(A run of records)
START
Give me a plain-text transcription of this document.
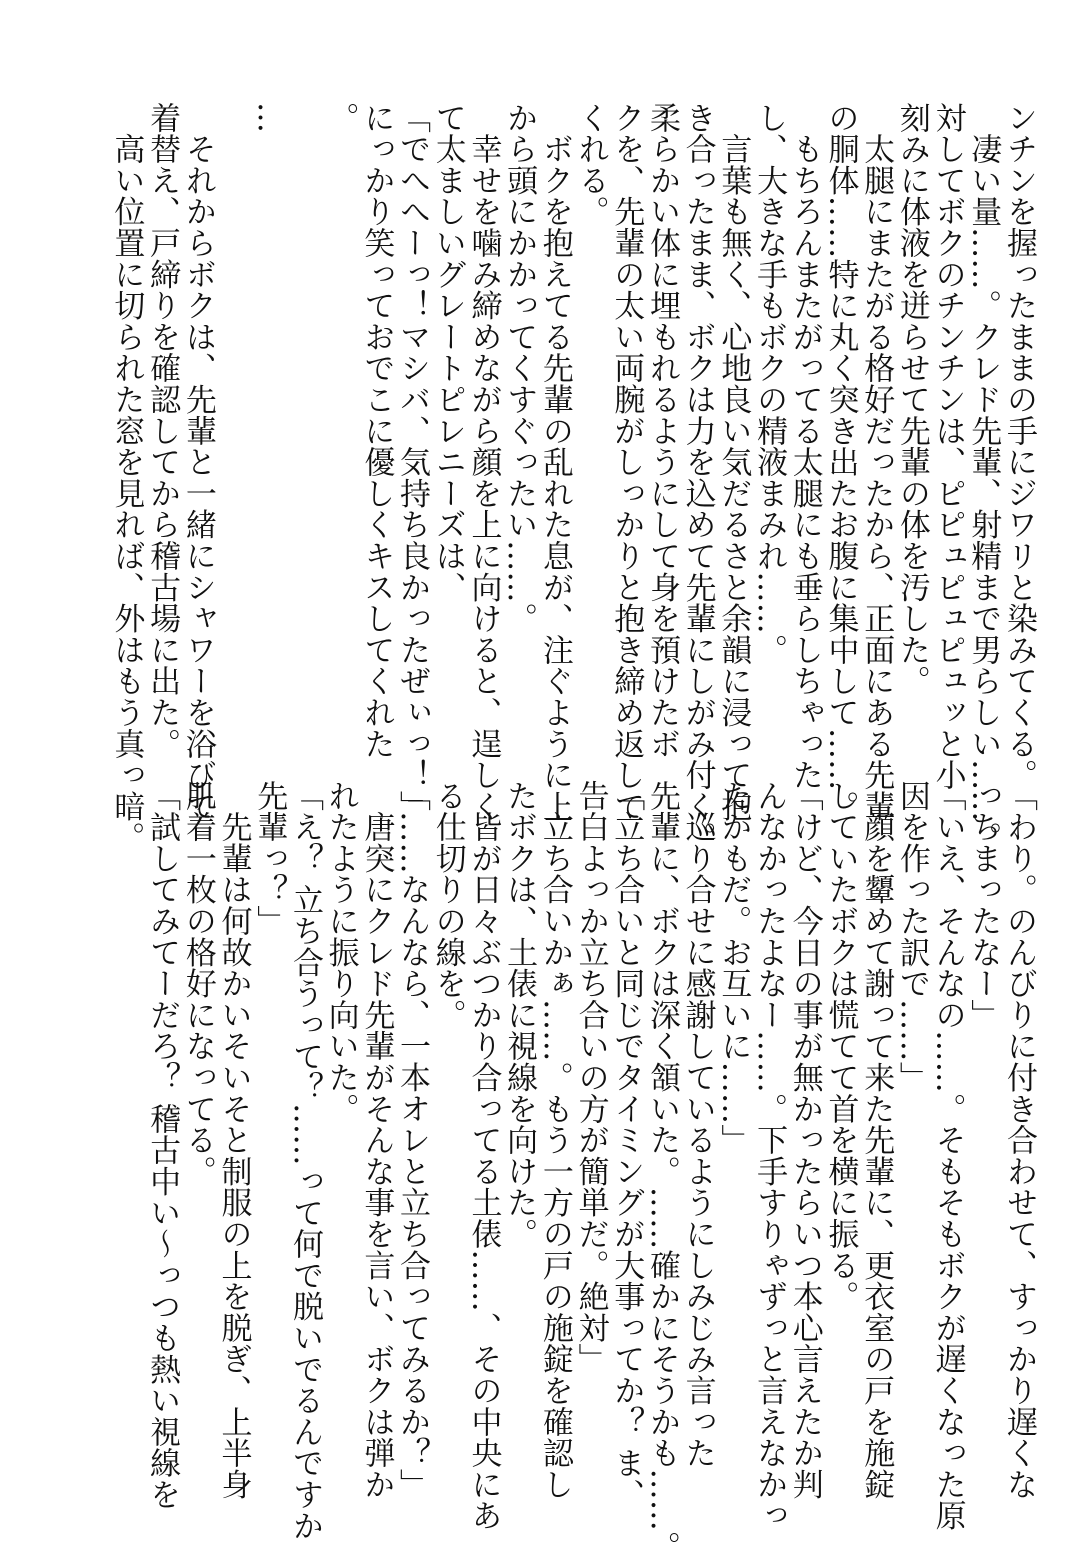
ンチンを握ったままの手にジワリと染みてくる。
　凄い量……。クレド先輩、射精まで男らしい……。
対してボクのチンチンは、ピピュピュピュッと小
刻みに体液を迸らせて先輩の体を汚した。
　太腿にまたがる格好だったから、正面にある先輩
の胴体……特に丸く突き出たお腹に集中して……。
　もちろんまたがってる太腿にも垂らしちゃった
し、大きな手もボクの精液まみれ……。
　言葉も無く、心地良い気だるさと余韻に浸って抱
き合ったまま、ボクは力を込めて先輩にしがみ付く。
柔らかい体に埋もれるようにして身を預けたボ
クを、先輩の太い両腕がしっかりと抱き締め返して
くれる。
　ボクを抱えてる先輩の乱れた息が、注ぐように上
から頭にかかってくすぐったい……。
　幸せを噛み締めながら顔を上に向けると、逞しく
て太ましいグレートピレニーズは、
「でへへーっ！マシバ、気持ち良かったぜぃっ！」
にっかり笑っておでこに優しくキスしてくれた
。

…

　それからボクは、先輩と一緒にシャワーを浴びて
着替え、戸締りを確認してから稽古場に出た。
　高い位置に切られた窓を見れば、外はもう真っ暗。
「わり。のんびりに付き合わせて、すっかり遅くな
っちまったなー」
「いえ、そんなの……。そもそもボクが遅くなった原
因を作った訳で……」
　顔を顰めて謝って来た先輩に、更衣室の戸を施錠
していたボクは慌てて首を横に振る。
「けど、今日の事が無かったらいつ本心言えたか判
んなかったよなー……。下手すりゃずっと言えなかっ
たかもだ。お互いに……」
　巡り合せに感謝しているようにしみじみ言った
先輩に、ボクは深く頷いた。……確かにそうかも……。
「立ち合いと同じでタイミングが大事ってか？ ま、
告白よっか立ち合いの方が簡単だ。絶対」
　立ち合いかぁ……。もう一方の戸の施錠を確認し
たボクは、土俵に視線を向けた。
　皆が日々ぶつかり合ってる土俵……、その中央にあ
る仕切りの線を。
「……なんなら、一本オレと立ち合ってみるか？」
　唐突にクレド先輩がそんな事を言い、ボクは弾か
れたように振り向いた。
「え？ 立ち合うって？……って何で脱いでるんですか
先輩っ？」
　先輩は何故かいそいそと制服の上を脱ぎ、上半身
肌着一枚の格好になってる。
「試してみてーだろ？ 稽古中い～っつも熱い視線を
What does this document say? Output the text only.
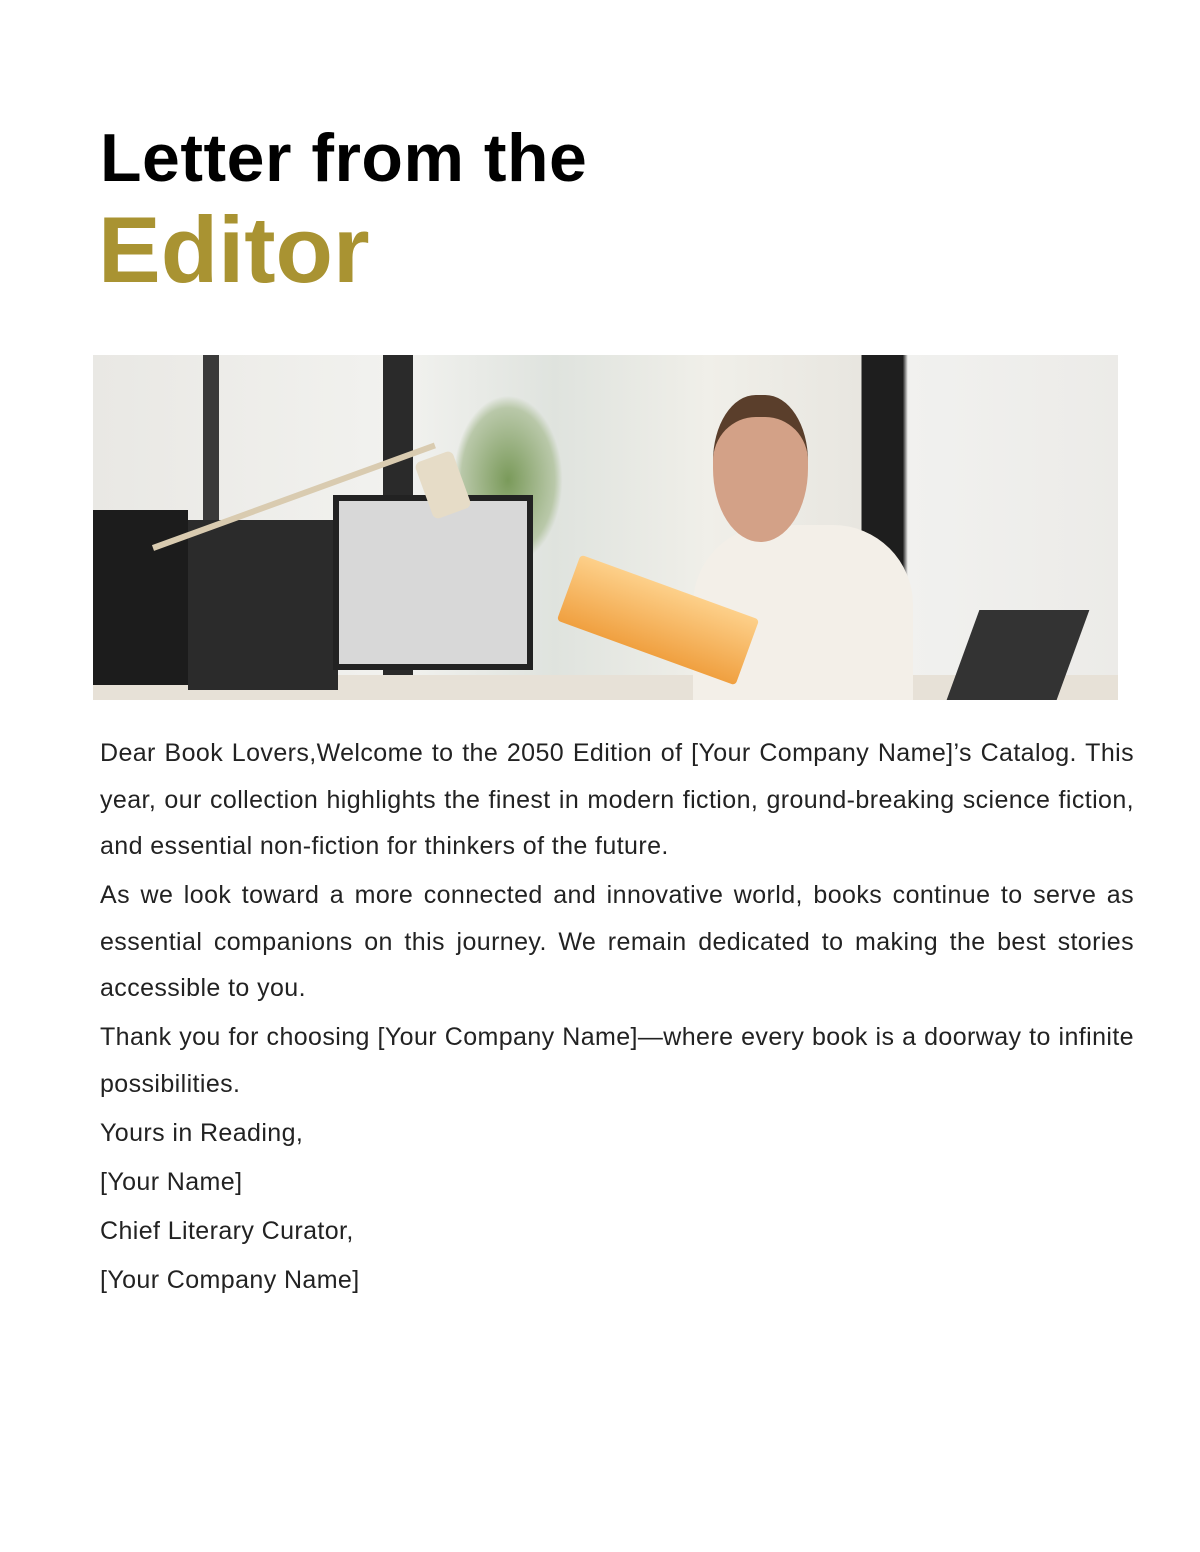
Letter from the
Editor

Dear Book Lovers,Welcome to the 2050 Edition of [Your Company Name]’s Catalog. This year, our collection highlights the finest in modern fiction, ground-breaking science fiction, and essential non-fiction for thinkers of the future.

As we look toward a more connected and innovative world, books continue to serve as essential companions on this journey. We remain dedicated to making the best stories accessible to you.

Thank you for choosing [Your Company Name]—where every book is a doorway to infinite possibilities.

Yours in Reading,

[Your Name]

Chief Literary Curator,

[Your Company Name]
END
START
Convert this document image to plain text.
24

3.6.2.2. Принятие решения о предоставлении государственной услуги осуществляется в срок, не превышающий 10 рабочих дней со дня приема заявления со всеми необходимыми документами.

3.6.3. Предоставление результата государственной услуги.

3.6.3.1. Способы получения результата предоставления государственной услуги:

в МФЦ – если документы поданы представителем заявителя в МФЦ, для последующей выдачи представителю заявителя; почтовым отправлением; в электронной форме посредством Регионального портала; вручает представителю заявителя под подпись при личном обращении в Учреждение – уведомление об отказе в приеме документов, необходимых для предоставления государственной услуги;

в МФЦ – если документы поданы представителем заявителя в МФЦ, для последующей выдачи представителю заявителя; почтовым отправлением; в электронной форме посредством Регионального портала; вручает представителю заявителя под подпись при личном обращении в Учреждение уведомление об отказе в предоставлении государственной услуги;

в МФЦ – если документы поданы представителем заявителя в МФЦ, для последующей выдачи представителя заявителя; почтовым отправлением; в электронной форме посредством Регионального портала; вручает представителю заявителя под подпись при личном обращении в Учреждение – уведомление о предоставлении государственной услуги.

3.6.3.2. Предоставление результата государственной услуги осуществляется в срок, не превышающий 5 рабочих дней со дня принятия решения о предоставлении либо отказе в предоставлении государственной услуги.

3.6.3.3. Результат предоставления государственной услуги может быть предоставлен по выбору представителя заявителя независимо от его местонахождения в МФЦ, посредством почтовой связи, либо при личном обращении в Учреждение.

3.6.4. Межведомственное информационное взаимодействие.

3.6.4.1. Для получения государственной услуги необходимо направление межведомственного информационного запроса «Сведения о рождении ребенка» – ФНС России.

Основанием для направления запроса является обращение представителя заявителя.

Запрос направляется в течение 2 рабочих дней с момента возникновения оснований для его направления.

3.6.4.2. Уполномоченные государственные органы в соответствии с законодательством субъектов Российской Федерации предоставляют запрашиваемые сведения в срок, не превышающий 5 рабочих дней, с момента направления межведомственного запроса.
END
START
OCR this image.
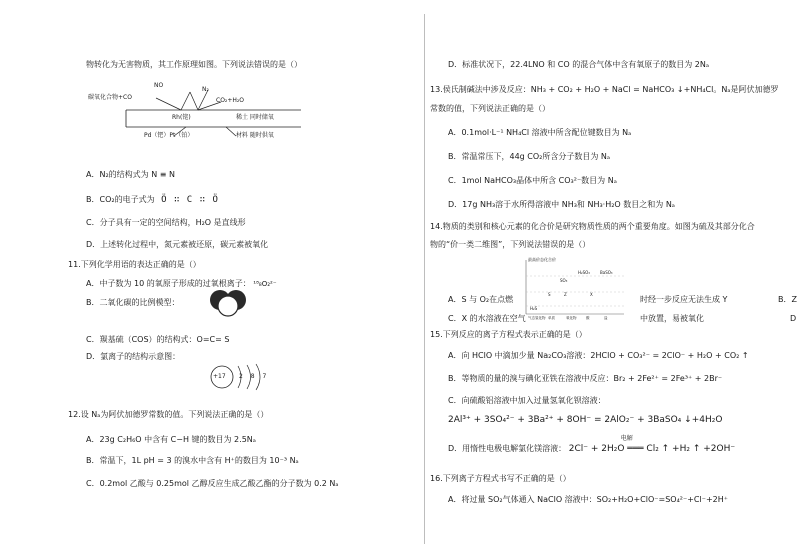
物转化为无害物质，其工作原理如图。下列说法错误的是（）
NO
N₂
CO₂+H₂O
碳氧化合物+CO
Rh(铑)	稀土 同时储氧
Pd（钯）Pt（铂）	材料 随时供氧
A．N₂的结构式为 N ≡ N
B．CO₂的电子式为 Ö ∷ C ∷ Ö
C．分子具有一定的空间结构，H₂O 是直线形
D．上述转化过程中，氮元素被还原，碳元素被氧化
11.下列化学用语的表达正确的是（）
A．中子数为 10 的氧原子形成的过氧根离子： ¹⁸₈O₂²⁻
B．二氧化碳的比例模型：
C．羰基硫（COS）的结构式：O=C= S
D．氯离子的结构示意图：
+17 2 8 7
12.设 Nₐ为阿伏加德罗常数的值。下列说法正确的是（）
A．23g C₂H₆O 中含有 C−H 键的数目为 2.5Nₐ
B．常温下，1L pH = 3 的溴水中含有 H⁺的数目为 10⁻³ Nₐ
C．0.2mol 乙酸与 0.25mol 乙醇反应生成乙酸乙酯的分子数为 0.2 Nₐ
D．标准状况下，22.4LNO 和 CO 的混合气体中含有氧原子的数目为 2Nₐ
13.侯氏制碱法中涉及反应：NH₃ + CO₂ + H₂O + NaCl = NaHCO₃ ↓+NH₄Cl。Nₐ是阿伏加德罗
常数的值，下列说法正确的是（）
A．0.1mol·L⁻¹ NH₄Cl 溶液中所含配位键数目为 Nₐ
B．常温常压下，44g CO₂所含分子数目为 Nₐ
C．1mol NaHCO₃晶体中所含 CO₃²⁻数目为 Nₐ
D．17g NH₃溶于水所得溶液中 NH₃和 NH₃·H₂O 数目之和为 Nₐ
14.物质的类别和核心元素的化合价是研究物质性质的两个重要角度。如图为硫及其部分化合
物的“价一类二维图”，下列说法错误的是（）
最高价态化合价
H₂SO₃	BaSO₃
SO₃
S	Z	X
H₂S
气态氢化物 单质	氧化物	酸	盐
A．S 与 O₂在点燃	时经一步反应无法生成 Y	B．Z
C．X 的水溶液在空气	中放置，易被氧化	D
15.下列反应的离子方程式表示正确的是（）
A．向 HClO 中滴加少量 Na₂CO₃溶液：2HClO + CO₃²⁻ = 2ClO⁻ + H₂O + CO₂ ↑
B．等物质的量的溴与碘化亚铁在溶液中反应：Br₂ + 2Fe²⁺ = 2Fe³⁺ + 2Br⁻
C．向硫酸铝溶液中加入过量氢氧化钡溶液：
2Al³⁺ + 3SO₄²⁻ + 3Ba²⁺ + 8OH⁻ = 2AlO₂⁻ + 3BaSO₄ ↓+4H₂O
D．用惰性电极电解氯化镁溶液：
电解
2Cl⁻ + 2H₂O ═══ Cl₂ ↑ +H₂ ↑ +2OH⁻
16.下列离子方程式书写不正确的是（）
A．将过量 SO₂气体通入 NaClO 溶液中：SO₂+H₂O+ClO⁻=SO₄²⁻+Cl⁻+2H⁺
END
Of the lines in the material, how many contain the word "text"? Reply with the number and nothing else.

-- Output below --
3